Saved entries:
— begin —

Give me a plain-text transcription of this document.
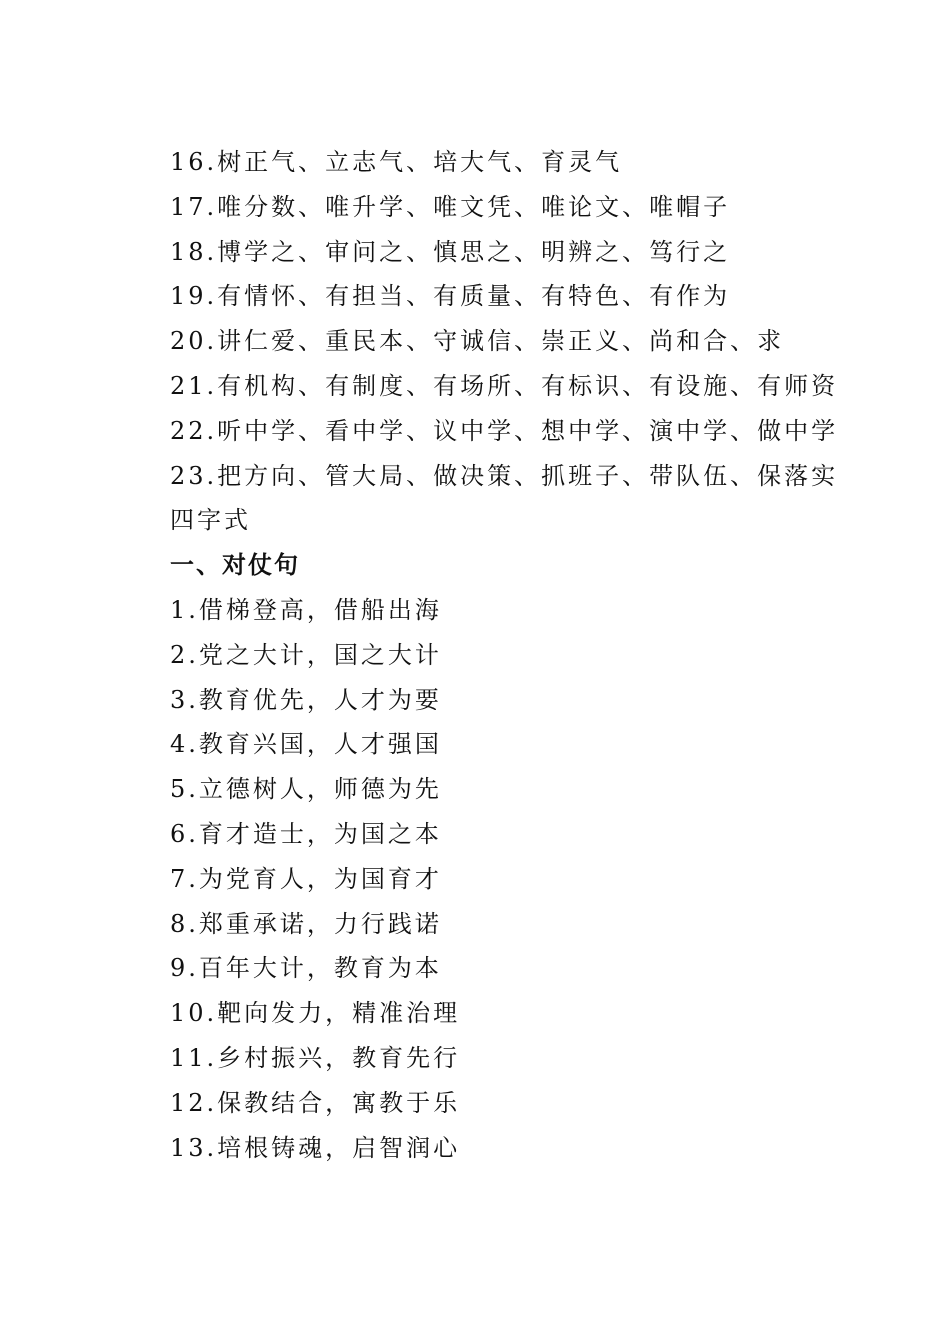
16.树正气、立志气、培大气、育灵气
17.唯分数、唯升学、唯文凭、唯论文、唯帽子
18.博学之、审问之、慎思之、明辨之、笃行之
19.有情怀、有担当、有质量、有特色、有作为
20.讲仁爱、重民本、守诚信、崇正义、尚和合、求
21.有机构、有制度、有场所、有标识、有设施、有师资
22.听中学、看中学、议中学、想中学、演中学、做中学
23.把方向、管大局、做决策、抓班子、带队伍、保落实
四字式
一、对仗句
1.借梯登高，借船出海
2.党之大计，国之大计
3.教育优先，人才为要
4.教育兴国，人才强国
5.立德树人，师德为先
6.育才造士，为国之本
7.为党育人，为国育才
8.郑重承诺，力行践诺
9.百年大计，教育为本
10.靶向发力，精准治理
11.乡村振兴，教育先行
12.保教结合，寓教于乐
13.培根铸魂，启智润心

— end —
— begin —

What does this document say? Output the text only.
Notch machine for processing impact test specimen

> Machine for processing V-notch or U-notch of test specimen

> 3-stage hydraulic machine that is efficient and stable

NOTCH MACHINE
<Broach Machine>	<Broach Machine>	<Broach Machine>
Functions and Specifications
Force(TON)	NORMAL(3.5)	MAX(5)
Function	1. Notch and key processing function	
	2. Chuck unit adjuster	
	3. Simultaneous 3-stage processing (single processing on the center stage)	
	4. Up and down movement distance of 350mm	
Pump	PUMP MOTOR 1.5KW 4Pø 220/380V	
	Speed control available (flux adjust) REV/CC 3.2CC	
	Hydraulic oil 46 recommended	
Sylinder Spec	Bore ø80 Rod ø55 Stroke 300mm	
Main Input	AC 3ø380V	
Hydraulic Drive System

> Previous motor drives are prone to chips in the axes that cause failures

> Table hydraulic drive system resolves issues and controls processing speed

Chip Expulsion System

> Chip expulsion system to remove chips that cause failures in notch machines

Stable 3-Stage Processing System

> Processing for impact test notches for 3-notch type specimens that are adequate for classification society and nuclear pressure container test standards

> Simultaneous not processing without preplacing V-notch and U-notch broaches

— end —

All lines of the data above that include the word "cause" must be shown.

> Previous motor drives are prone to chips in the axes that cause failures
> Chip expulsion system to remove chips that cause failures in notch machines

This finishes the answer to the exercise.